_What you have to do_
Repeat each entry in full, exactly.
## START The records
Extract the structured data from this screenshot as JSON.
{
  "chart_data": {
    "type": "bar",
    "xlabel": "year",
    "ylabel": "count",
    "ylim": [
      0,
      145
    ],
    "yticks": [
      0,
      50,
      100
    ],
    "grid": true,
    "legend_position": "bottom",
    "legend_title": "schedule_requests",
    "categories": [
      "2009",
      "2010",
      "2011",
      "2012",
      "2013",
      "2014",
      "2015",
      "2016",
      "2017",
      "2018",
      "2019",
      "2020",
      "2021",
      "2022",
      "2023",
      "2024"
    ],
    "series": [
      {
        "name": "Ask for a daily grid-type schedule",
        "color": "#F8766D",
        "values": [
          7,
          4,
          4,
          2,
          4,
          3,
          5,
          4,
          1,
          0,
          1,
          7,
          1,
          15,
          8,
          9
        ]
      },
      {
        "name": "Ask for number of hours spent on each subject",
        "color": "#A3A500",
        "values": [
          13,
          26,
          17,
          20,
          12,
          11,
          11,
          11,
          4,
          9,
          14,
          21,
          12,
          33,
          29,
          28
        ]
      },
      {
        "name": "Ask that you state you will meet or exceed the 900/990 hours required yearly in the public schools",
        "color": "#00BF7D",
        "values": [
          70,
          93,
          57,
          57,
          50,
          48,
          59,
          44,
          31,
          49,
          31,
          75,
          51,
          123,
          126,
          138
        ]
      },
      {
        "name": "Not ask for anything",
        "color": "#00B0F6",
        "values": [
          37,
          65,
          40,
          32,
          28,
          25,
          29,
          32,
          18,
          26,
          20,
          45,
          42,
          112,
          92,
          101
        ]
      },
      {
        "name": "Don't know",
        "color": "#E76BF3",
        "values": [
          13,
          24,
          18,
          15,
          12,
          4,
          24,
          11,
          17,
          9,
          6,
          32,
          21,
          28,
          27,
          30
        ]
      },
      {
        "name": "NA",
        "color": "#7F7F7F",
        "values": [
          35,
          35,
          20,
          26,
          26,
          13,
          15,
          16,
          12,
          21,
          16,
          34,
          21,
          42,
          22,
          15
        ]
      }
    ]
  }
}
## END The records
_Answer below_
Extract the structured data from this screenshot as JSON.
{
  "chart_data": {
    "type": "bar",
    "xlabel": "year",
    "ylabel": "count",
    "ylim": [
      0,
      145
    ],
    "yticks": [
      0,
      50,
      100
    ],
    "grid": true,
    "legend_position": "bottom",
    "legend_title": "schedule_requests",
    "categories": [
      "2009",
      "2010",
      "2011",
      "2012",
      "2013",
      "2014",
      "2015",
      "2016",
      "2017",
      "2018",
      "2019",
      "2020",
      "2021",
      "2022",
      "2023",
      "2024"
    ],
    "series": [
      {
        "name": "Ask for a daily grid-type schedule",
        "color": "#F8766D",
        "values": [
          7,
          4,
          4,
          2,
          4,
          3,
          5,
          4,
          1,
          0,
          1,
          7,
          1,
          15,
          8,
          9
        ]
      },
      {
        "name": "Ask for number of hours spent on each subject",
        "color": "#A3A500",
        "values": [
          13,
          26,
          17,
          20,
          12,
          11,
          11,
          11,
          4,
          9,
          14,
          21,
          12,
          33,
          29,
          28
        ]
      },
      {
        "name": "Ask that you state you will meet or exceed the 900/990 hours required yearly in the public schools",
        "color": "#00BF7D",
        "values": [
          70,
          93,
          57,
          57,
          50,
          48,
          59,
          44,
          31,
          49,
          31,
          75,
          51,
          123,
          126,
          138
        ]
      },
      {
        "name": "Not ask for anything",
        "color": "#00B0F6",
        "values": [
          37,
          65,
          40,
          32,
          28,
          25,
          29,
          32,
          18,
          26,
          20,
          45,
          42,
          112,
          92,
          101
        ]
      },
      {
        "name": "Don't know",
        "color": "#E76BF3",
        "values": [
          13,
          24,
          18,
          15,
          12,
          4,
          24,
          11,
          17,
          9,
          6,
          32,
          21,
          28,
          27,
          30
        ]
      },
      {
        "name": "NA",
        "color": "#7F7F7F",
        "values": [
          35,
          35,
          20,
          26,
          26,
          13,
          15,
          16,
          12,
          21,
          16,
          34,
          21,
          42,
          22,
          15
        ]
      }
    ]
  }
}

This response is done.